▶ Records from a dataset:
----

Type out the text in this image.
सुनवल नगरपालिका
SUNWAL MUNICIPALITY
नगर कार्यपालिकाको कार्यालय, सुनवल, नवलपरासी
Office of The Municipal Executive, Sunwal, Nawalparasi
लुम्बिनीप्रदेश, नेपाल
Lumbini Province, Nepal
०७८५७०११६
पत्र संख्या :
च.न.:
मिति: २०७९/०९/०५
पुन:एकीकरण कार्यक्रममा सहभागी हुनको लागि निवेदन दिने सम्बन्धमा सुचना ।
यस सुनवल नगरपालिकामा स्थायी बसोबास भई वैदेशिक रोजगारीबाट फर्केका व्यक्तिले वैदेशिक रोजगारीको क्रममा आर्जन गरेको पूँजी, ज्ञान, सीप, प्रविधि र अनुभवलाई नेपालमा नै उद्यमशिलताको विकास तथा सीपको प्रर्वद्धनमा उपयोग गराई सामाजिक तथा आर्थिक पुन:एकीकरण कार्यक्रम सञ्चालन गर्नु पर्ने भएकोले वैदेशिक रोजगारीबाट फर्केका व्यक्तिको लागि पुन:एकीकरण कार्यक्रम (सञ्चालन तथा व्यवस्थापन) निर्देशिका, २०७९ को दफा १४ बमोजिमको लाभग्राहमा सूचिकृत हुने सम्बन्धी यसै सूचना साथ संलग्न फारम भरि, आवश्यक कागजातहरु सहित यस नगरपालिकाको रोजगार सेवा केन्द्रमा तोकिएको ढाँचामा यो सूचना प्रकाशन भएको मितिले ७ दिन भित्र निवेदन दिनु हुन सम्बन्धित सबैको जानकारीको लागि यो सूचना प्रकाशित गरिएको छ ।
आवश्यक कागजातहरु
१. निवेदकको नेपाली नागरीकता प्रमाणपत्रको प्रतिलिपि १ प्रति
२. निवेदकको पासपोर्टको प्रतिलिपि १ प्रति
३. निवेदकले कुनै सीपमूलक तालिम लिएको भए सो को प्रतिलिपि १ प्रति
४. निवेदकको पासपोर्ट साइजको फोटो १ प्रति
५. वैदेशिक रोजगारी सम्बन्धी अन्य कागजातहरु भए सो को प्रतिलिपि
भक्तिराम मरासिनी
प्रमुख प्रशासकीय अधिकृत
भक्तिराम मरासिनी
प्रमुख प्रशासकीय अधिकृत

----

▶ TASK DESCRIPTION: Output the full listing without altering anything.

▶ RESULT FOR THIS EXERCISE:
Type out the text in this image.
सुनवल नगरपालिका
SUNWAL MUNICIPALITY
नगर कार्यपालिकाको कार्यालय, सुनवल, नवलपरासी
Office of The Municipal Executive, Sunwal, Nawalparasi
लुम्बिनीप्रदेश, नेपाल
Lumbini Province, Nepal
०७८५७०११६
पत्र संख्या :
च.न.:
मिति: २०७९/०९/०५
पुन:एकीकरण कार्यक्रममा सहभागी हुनको लागि निवेदन दिने सम्बन्धमा सुचना ।
यस सुनवल नगरपालिकामा स्थायी बसोबास भई वैदेशिक रोजगारीबाट फर्केका व्यक्तिले वैदेशिक रोजगारीको क्रममा आर्जन गरेको पूँजी, ज्ञान, सीप, प्रविधि र अनुभवलाई नेपालमा नै उद्यमशिलताको विकास तथा सीपको प्रर्वद्धनमा उपयोग गराई सामाजिक तथा आर्थिक पुन:एकीकरण कार्यक्रम सञ्चालन गर्नु पर्ने भएकोले वैदेशिक रोजगारीबाट फर्केका व्यक्तिको लागि पुन:एकीकरण कार्यक्रम (सञ्चालन तथा व्यवस्थापन) निर्देशिका, २०७९ को दफा १४ बमोजिमको लाभग्राहमा सूचिकृत हुने सम्बन्धी यसै सूचना साथ संलग्न फारम भरि, आवश्यक कागजातहरु सहित यस नगरपालिकाको रोजगार सेवा केन्द्रमा तोकिएको ढाँचामा यो सूचना प्रकाशन भएको मितिले ७ दिन भित्र निवेदन दिनु हुन सम्बन्धित सबैको जानकारीको लागि यो सूचना प्रकाशित गरिएको छ ।
आवश्यक कागजातहरु
१. निवेदकको नेपाली नागरीकता प्रमाणपत्रको प्रतिलिपि १ प्रति
२. निवेदकको पासपोर्टको प्रतिलिपि १ प्रति
३. निवेदकले कुनै सीपमूलक तालिम लिएको भए सो को प्रतिलिपि १ प्रति
४. निवेदकको पासपोर्ट साइजको फोटो १ प्रति
५. वैदेशिक रोजगारी सम्बन्धी अन्य कागजातहरु भए सो को प्रतिलिपि
भक्तिराम मरासिनी
प्रमुख प्रशासकीय अधिकृत
भक्तिराम मरासिनी
प्रमुख प्रशासकीय अधिकृत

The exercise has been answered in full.